-- BEGIN DATA SHOWN --

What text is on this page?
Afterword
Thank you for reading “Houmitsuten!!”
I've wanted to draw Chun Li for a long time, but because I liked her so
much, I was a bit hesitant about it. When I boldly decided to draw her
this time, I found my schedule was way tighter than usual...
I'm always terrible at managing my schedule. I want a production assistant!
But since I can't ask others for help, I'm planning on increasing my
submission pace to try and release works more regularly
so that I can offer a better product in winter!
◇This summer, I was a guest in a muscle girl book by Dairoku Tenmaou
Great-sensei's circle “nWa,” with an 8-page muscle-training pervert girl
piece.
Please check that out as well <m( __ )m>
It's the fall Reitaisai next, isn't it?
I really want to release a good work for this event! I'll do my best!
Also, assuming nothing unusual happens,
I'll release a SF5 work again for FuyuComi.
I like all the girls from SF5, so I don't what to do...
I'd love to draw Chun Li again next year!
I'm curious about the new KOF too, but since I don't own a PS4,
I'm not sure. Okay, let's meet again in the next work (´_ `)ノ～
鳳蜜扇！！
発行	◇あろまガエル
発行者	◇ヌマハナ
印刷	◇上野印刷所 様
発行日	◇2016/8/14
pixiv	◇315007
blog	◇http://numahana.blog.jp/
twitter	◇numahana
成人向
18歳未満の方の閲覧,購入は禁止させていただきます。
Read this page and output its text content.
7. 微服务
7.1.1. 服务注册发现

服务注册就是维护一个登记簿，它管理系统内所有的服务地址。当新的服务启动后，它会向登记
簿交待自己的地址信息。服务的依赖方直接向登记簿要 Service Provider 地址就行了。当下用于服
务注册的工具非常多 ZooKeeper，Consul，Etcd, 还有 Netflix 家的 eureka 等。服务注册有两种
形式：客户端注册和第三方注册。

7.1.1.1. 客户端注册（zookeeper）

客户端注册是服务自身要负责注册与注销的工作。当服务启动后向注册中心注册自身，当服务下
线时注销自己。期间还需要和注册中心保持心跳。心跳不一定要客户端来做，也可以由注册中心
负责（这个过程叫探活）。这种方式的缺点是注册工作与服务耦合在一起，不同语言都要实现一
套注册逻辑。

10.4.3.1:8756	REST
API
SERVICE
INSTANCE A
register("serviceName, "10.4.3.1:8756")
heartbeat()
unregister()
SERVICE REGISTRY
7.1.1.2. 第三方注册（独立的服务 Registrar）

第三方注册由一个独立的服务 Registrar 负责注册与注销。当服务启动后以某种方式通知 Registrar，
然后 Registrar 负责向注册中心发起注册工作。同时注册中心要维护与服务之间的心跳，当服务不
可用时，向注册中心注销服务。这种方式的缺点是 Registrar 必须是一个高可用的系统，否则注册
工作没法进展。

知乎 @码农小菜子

-- END DATA SHOWN --

Please list every line of the records that contains "again".

REPLY
I'll release a SF5 work again for FuyuComi.
I'd love to draw Chun Li again next year!
I'm not sure. Okay, let's meet again in the next work (´_ `)ノ～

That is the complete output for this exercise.